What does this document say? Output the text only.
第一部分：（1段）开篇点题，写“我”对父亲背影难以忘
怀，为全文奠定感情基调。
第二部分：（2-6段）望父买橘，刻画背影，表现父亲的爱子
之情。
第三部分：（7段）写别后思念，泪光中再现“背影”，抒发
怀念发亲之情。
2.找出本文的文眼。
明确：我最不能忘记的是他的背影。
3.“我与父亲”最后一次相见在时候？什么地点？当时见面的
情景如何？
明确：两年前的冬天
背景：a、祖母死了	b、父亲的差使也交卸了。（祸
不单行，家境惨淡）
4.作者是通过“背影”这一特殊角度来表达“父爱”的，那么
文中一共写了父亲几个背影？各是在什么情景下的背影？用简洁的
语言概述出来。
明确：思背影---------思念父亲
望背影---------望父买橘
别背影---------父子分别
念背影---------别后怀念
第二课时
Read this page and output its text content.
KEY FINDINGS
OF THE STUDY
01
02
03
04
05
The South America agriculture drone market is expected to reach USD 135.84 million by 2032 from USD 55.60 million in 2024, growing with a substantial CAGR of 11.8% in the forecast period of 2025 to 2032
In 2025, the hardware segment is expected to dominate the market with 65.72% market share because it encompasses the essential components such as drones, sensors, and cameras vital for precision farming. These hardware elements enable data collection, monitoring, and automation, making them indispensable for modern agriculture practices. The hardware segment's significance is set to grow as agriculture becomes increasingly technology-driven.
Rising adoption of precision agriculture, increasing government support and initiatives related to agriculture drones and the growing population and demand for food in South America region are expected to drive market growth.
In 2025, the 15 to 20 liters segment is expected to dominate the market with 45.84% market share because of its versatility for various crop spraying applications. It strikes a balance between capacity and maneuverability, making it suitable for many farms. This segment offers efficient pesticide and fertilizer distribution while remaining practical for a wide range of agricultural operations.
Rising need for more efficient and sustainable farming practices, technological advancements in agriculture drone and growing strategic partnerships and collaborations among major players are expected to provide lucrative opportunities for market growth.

DIRECTION: Extract every line above exactly as it stands.

OUTPUT OF THE TASK:
What does this document say? Output the text only.
第一部分：（1段）开篇点题，写“我”对父亲背影难以忘
怀，为全文奠定感情基调。
第二部分：（2-6段）望父买橘，刻画背影，表现父亲的爱子
之情。
第三部分：（7段）写别后思念，泪光中再现“背影”，抒发
怀念发亲之情。
2.找出本文的文眼。
明确：我最不能忘记的是他的背影。
3.“我与父亲”最后一次相见在时候？什么地点？当时见面的
情景如何？
明确：两年前的冬天
背景：a、祖母死了	b、父亲的差使也交卸了。（祸
不单行，家境惨淡）
4.作者是通过“背影”这一特殊角度来表达“父爱”的，那么
文中一共写了父亲几个背影？各是在什么情景下的背影？用简洁的
语言概述出来。
明确：思背影---------思念父亲
望背影---------望父买橘
别背影---------父子分别
念背影---------别后怀念
第二课时
Read this page and output its text content.
KEY FINDINGS
OF THE STUDY
01
02
03
04
05
The South America agriculture drone market is expected to reach USD 135.84 million by 2032 from USD 55.60 million in 2024, growing with a substantial CAGR of 11.8% in the forecast period of 2025 to 2032
In 2025, the hardware segment is expected to dominate the market with 65.72% market share because it encompasses the essential components such as drones, sensors, and cameras vital for precision farming. These hardware elements enable data collection, monitoring, and automation, making them indispensable for modern agriculture practices. The hardware segment's significance is set to grow as agriculture becomes increasingly technology-driven.
Rising adoption of precision agriculture, increasing government support and initiatives related to agriculture drones and the growing population and demand for food in South America region are expected to drive market growth.
In 2025, the 15 to 20 liters segment is expected to dominate the market with 45.84% market share because of its versatility for various crop spraying applications. It strikes a balance between capacity and maneuverability, making it suitable for many farms. This segment offers efficient pesticide and fertilizer distribution while remaining practical for a wide range of agricultural operations.
Rising need for more efficient and sustainable farming practices, technological advancements in agriculture drone and growing strategic partnerships and collaborations among major players are expected to provide lucrative opportunities for market growth.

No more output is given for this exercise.